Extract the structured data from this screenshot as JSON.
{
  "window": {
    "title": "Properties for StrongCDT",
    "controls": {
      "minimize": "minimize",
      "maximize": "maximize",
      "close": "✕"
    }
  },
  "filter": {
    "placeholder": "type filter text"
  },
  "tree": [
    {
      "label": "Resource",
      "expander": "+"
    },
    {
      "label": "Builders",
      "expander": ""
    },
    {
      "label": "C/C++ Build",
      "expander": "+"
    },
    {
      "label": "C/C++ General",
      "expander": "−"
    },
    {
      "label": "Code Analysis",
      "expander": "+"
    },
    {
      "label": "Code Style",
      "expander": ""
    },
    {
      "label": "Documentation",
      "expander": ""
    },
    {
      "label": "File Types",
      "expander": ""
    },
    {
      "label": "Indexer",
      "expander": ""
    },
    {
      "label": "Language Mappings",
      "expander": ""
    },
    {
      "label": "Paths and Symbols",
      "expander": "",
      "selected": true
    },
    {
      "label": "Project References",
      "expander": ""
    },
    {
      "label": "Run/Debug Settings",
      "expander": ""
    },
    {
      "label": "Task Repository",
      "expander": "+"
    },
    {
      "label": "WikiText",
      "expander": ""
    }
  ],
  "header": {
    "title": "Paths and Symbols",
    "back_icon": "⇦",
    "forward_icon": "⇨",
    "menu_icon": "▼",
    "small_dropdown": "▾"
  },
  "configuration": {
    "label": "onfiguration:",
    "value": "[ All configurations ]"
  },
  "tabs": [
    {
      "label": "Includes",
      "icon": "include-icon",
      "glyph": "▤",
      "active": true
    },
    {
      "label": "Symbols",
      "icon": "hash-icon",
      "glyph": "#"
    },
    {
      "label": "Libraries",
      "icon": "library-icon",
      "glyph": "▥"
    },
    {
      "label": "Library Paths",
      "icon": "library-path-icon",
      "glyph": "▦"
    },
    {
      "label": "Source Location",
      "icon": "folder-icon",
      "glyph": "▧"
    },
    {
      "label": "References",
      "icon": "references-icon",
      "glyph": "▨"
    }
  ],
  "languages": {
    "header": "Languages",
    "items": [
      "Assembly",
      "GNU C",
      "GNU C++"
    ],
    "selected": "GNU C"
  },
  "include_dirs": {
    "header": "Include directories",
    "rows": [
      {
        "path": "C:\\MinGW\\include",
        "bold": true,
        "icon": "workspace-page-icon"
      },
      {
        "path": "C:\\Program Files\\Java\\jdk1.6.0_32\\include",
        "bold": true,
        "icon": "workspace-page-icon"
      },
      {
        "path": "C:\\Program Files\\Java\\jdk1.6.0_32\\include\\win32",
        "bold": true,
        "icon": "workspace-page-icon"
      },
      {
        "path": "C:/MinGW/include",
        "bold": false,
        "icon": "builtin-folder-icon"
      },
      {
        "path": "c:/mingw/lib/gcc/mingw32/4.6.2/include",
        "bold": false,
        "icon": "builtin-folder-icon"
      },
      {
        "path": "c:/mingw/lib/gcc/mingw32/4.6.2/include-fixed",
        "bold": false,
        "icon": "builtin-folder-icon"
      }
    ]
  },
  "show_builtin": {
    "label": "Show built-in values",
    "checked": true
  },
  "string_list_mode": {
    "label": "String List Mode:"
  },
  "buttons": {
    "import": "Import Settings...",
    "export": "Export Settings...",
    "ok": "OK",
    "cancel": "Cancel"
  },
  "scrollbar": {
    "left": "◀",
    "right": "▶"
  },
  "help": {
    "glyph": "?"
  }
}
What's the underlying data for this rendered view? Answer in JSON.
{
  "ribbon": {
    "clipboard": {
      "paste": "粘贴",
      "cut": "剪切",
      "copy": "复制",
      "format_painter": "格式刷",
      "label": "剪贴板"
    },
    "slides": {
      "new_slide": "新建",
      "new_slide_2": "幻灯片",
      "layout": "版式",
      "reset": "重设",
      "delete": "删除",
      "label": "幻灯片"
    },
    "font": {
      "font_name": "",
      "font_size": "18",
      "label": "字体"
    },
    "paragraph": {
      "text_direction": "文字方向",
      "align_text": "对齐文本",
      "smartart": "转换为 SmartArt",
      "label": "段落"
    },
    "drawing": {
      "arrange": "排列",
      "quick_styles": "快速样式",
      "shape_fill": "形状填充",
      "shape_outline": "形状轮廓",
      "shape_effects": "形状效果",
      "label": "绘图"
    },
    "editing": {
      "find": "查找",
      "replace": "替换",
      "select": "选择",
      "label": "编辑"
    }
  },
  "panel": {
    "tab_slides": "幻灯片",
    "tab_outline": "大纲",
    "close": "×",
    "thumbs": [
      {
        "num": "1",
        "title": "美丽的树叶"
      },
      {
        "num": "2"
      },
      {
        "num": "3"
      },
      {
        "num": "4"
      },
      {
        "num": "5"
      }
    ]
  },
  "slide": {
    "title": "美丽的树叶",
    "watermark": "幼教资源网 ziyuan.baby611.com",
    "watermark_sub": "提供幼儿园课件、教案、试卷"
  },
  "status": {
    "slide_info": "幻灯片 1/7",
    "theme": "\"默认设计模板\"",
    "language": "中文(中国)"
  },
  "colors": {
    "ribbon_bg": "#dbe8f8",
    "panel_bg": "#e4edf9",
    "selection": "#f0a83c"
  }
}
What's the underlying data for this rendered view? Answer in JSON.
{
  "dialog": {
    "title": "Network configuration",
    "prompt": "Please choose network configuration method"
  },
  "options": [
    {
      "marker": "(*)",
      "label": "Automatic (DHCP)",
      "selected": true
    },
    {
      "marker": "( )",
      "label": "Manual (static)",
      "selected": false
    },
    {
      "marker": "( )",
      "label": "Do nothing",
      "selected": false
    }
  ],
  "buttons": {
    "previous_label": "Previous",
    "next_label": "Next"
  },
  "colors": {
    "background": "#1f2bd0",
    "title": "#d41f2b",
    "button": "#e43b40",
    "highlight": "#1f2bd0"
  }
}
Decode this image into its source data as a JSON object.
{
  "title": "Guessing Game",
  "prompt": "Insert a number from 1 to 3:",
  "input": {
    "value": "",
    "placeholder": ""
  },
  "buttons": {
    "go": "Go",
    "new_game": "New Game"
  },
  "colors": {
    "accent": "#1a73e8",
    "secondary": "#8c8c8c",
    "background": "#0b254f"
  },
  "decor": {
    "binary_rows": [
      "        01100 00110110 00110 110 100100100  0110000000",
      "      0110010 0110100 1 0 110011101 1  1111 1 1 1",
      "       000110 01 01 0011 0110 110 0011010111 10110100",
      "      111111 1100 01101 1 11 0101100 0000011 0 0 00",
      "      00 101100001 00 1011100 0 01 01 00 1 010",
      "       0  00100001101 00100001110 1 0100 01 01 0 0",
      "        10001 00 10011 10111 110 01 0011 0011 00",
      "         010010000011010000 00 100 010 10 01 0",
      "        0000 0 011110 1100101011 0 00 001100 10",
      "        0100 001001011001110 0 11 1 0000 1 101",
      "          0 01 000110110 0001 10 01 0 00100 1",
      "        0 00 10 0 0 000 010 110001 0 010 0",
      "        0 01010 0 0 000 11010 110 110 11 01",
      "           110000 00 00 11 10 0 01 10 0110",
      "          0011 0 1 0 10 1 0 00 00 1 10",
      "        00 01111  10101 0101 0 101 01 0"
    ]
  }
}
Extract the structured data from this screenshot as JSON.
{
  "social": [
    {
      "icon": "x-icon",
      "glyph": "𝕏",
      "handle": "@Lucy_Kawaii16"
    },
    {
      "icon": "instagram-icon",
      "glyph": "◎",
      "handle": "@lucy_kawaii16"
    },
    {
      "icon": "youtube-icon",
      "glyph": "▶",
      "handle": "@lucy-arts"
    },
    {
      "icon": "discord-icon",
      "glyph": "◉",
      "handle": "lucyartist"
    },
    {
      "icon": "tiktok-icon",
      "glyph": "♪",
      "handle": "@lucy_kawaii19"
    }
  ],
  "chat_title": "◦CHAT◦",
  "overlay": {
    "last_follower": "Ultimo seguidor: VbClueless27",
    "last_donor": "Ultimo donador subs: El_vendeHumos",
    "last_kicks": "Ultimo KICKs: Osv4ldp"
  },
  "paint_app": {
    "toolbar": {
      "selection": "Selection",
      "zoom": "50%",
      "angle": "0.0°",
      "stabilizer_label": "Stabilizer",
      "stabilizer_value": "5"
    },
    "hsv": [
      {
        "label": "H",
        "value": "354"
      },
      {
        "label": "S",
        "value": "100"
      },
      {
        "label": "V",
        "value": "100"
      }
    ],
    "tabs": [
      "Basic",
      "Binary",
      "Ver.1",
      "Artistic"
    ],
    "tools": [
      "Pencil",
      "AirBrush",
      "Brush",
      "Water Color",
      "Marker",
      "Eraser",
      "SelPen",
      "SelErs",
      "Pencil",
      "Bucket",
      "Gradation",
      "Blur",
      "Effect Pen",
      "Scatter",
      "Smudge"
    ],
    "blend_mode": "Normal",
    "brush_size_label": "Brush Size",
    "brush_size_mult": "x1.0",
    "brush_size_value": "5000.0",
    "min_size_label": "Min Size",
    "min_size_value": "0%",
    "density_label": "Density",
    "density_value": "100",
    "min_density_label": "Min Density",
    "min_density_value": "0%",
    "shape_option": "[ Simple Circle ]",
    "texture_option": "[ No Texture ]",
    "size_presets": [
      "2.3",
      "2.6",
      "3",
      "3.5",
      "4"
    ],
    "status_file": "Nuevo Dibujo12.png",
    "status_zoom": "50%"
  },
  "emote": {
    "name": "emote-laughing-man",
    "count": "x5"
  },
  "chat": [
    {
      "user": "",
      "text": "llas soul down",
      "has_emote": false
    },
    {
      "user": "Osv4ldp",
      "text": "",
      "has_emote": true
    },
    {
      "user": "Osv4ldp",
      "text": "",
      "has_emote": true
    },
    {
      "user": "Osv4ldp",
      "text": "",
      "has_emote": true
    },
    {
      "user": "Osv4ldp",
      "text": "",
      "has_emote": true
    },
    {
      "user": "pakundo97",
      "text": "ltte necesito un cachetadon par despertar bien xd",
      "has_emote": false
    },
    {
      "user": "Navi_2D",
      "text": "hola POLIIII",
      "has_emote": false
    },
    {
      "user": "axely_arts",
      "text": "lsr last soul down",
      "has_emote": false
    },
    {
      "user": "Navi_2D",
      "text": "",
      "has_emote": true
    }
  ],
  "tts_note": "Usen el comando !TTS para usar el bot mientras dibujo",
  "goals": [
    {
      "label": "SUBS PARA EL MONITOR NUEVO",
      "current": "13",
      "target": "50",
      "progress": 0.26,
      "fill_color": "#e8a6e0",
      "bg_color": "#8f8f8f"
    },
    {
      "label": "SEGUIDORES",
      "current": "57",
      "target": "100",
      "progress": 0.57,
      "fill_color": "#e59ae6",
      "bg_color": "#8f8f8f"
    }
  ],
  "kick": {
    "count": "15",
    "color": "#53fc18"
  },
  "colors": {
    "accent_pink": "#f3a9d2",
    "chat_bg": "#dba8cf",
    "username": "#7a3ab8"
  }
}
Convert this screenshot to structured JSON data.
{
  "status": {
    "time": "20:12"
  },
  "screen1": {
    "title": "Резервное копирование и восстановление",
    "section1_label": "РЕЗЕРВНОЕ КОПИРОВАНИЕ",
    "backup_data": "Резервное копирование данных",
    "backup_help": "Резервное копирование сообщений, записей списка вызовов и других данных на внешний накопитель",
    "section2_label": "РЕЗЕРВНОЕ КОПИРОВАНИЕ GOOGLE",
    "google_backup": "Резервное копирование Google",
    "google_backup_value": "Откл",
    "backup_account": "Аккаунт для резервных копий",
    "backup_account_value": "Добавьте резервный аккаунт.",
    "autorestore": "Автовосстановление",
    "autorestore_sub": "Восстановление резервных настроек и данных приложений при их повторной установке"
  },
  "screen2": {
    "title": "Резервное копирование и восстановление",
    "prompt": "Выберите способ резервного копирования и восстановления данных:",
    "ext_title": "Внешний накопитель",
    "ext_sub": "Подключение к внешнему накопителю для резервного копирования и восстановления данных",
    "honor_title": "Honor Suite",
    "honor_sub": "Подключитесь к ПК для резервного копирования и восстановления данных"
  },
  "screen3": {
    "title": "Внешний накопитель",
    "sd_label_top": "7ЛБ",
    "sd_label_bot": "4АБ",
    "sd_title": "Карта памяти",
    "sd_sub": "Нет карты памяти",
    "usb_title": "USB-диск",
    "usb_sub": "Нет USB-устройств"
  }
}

• Set problem: Using the material above, report each line where "selection" occurs.

• Final result:
    "selection": "#f0a83c"
      "selection": "Selection",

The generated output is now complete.